Which lines in the records below contain the word "силу"? Copy each of them.

:: Record list

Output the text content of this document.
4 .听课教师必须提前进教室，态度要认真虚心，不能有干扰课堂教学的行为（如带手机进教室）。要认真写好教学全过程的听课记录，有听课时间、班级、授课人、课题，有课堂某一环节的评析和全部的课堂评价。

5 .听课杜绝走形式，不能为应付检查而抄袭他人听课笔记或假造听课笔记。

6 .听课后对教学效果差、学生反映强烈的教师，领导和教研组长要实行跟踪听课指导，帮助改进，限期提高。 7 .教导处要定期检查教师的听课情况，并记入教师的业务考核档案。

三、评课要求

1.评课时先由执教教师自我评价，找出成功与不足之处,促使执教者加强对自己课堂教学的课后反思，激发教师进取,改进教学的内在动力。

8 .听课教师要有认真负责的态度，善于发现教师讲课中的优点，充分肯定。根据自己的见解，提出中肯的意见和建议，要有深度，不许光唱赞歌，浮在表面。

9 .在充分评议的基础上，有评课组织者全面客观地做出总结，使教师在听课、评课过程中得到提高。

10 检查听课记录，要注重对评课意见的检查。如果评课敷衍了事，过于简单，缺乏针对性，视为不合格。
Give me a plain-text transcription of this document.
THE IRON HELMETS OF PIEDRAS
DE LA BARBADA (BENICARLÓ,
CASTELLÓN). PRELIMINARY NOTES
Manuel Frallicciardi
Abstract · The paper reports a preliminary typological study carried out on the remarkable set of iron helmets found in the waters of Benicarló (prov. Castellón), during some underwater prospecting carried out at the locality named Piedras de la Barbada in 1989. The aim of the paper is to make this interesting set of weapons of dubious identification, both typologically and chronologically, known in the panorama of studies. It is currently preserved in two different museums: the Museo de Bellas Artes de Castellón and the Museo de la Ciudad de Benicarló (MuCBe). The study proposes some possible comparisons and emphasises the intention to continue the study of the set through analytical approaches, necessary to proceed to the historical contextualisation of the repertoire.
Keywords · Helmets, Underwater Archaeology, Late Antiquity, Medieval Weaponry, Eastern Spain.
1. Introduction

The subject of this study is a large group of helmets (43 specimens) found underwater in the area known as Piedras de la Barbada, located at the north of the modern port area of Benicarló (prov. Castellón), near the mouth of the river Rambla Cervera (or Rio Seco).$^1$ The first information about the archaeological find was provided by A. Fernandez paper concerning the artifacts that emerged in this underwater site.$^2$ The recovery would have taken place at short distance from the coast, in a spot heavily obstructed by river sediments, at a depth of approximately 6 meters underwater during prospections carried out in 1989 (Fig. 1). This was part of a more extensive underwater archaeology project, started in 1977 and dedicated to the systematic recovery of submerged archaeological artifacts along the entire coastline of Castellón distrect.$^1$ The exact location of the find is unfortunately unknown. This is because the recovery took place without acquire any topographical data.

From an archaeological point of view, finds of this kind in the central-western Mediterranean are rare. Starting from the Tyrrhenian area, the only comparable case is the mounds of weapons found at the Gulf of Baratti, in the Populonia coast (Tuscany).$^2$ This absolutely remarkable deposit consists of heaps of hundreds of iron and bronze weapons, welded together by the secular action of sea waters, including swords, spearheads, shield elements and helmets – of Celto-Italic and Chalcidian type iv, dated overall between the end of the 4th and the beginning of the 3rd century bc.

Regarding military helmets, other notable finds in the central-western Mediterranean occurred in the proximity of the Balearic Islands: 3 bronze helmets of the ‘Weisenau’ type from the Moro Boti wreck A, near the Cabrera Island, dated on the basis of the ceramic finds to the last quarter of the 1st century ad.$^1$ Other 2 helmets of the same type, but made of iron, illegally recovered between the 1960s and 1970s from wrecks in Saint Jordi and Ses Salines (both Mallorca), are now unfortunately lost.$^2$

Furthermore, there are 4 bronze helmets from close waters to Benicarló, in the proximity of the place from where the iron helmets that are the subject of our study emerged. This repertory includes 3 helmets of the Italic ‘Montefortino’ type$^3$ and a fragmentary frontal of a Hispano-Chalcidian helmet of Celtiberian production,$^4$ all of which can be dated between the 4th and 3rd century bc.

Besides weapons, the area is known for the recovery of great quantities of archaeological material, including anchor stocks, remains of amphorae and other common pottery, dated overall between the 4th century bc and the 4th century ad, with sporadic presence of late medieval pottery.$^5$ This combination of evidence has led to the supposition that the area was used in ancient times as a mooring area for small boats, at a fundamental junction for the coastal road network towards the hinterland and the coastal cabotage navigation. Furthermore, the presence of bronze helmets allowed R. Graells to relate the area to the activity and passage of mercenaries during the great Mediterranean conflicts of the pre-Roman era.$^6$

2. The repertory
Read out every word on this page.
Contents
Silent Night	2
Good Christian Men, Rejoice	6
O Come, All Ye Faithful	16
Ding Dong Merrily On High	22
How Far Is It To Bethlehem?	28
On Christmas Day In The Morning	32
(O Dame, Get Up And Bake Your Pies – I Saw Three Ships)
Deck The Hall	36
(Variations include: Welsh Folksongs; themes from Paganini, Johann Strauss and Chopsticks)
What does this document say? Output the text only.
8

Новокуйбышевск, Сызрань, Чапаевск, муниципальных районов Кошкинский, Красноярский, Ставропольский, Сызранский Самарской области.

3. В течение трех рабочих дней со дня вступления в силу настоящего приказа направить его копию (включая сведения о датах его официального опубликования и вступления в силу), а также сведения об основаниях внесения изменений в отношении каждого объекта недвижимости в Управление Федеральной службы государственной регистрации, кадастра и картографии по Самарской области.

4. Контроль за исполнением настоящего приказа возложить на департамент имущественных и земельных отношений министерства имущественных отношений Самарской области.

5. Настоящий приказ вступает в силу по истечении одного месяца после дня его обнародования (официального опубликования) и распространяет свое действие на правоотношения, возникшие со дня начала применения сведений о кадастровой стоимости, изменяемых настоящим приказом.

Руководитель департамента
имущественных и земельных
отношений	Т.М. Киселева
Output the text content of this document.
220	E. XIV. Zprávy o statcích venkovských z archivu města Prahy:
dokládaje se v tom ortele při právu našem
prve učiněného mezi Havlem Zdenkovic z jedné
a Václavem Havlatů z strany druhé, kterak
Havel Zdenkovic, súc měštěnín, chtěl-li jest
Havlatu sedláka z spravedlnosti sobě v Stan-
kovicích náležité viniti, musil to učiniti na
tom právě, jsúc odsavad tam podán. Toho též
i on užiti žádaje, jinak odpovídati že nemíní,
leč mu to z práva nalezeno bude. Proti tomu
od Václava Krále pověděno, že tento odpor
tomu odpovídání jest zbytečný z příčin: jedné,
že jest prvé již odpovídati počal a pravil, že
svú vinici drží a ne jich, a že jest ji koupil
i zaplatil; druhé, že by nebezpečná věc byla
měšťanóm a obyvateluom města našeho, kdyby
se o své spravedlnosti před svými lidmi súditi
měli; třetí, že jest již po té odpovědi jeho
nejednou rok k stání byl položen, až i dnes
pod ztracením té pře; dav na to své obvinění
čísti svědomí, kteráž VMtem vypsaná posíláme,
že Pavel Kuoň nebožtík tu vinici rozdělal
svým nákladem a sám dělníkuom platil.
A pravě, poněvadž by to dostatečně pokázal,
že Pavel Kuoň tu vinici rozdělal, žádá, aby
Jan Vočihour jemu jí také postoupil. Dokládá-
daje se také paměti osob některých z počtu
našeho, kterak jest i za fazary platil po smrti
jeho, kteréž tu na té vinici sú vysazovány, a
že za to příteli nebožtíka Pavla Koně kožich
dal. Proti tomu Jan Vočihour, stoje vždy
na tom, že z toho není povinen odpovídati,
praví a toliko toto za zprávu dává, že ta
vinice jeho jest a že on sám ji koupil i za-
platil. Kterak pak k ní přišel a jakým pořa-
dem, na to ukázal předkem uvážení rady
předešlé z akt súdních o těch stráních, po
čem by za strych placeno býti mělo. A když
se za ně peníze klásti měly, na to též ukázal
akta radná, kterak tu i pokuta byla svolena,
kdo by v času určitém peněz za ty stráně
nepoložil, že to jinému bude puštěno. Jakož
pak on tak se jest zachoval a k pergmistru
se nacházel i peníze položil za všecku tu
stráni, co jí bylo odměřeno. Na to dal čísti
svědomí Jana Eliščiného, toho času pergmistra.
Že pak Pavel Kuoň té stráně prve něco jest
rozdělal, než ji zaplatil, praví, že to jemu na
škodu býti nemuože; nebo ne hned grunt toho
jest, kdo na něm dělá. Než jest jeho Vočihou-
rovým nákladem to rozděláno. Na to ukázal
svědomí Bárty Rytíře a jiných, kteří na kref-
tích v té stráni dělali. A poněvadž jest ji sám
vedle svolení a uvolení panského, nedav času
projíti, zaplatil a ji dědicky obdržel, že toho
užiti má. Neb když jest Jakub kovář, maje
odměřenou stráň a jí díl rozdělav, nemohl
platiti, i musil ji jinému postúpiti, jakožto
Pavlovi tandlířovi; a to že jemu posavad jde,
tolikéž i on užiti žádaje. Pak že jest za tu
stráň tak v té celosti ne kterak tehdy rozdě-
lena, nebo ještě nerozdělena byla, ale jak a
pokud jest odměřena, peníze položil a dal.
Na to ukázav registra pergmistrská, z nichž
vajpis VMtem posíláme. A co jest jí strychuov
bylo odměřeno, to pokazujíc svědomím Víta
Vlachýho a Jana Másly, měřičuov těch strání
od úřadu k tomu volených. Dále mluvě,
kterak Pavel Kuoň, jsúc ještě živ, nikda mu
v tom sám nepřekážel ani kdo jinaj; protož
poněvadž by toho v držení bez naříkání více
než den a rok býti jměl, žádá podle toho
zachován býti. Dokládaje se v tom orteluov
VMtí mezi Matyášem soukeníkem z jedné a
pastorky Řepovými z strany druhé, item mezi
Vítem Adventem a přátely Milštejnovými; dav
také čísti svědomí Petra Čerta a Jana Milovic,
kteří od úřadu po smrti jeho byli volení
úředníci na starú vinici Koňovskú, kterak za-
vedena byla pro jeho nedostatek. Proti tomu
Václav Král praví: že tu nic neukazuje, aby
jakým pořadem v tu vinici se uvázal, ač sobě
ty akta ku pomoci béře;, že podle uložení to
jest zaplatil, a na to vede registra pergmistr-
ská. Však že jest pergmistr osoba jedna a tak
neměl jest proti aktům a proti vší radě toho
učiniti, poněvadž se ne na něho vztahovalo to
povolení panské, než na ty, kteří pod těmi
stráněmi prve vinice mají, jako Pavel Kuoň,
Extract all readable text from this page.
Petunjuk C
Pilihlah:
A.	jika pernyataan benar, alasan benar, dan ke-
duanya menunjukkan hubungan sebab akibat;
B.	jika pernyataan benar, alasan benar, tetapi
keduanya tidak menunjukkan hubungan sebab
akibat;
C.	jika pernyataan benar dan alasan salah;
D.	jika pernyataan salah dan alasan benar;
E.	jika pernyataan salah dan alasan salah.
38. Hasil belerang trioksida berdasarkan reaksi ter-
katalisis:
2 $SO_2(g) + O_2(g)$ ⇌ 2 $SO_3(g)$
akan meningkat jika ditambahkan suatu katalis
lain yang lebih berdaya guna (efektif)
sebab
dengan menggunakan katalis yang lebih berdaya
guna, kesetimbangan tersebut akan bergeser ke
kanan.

::::

§ **Written solution**
3. В течение трех рабочих дней со дня вступления в силу настоящего приказа направить его копию (включая сведения о датах его официального опубликования и вступления в силу), а также сведения об основаниях внесения изменений в отношении каждого объекта недвижимости в Управление Федеральной службы государственной регистрации, кадастра и картографии по Самарской области.
5. Настоящий приказ вступает в силу по истечении одного месяца после дня его обнародования (официального опубликования) и распространяет свое действие на правоотношения, возникшие со дня начала применения сведений о кадастровой стоимости, изменяемых настоящим приказом.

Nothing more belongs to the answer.